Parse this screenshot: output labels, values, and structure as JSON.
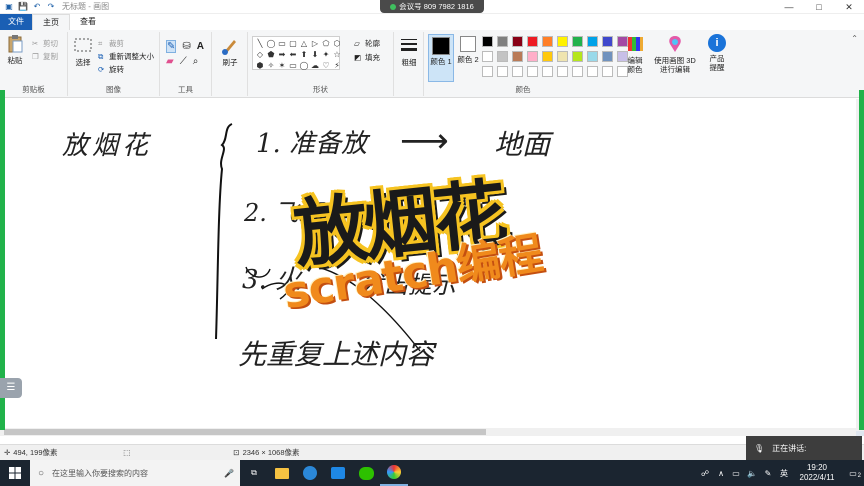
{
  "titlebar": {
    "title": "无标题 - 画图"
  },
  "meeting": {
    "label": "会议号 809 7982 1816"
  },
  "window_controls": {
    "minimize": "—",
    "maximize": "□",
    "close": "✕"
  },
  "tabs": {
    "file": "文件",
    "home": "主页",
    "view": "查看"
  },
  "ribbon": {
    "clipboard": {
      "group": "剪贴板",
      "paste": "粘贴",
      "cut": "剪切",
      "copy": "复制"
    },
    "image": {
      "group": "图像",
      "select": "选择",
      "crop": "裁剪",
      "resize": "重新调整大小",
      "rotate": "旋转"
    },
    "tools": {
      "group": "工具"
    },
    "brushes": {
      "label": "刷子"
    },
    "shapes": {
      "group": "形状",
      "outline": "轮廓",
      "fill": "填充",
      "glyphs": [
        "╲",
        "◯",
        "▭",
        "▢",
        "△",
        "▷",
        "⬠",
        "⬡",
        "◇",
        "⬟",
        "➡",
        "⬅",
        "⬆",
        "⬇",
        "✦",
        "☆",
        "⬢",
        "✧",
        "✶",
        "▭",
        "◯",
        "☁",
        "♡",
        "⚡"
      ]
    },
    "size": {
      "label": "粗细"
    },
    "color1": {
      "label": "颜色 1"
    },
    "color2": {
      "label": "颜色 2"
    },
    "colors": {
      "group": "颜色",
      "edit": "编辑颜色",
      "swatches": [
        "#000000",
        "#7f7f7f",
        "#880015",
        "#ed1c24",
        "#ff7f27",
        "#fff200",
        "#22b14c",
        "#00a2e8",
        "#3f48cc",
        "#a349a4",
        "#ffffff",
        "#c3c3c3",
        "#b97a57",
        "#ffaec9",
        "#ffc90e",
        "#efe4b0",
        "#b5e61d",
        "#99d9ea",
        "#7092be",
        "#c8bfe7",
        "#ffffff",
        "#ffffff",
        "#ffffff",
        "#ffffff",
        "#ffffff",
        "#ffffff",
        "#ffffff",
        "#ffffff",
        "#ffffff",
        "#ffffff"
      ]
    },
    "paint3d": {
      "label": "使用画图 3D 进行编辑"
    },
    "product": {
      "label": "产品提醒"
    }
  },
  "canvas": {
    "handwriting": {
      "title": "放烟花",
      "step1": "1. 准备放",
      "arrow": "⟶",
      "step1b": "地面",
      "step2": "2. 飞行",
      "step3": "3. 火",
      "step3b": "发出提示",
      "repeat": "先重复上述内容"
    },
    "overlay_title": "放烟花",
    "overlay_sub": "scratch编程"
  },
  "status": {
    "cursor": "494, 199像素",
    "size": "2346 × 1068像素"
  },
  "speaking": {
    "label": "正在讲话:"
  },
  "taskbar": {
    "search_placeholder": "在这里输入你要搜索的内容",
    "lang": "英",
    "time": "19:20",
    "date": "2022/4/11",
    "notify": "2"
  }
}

--

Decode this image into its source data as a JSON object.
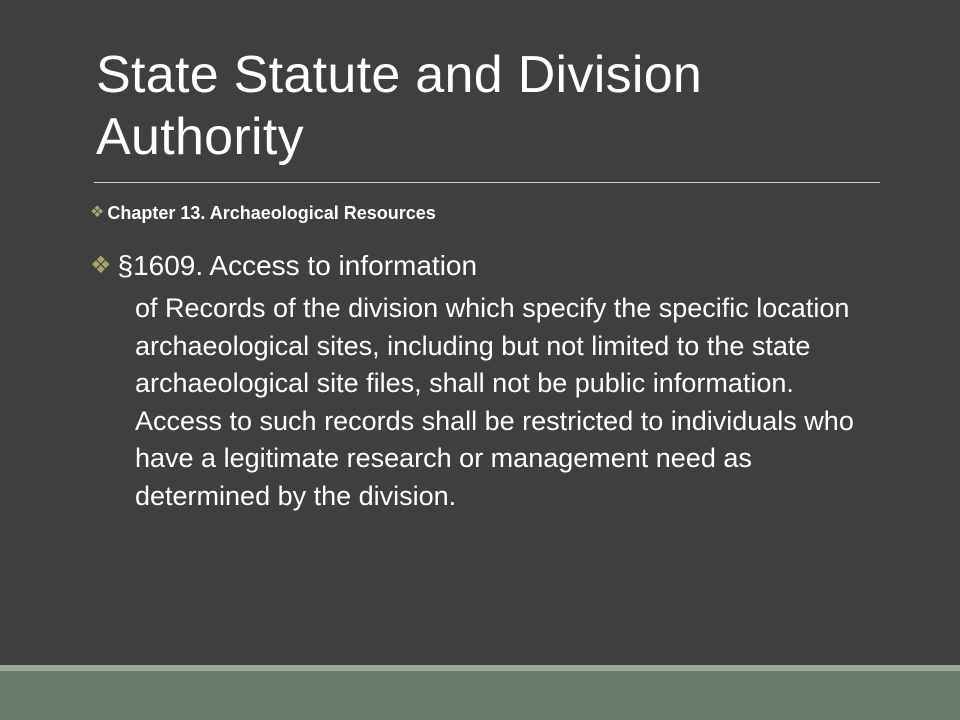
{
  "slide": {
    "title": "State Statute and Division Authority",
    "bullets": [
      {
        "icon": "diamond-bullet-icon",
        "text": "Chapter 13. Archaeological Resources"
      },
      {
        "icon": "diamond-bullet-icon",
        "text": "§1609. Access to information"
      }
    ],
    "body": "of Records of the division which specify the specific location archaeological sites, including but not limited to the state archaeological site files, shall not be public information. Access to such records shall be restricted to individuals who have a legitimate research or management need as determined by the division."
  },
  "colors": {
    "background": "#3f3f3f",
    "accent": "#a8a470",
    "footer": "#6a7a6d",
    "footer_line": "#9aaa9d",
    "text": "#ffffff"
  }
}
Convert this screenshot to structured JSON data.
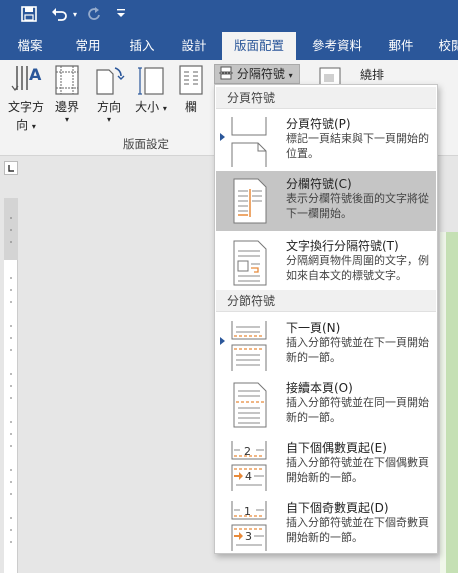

*Task prompt:* Word for word, retype the lines in the entries above that run from the one with "Decode this image" through the one with "Convert this screenshot". Both ends count; pictures do not.

*Task result:*
Decode this image into its source data as a JSON object.
{
  "slide": {
    "title": "State Statute and Division Authority",
    "bullets": [
      {
        "icon": "diamond-bullet-icon",
        "text": "Chapter 13. Archaeological Resources"
      },
      {
        "icon": "diamond-bullet-icon",
        "text": "§1609. Access to information"
      }
    ],
    "body": "of Records of the division which specify the specific location archaeological sites, including but not limited to the state archaeological site files, shall not be public information. Access to such records shall be restricted to individuals who have a legitimate research or management need as determined by the division."
  },
  "colors": {
    "background": "#3f3f3f",
    "accent": "#a8a470",
    "footer": "#6a7a6d",
    "footer_line": "#9aaa9d",
    "text": "#ffffff"
  }
}
Convert this screenshot to structured JSON data.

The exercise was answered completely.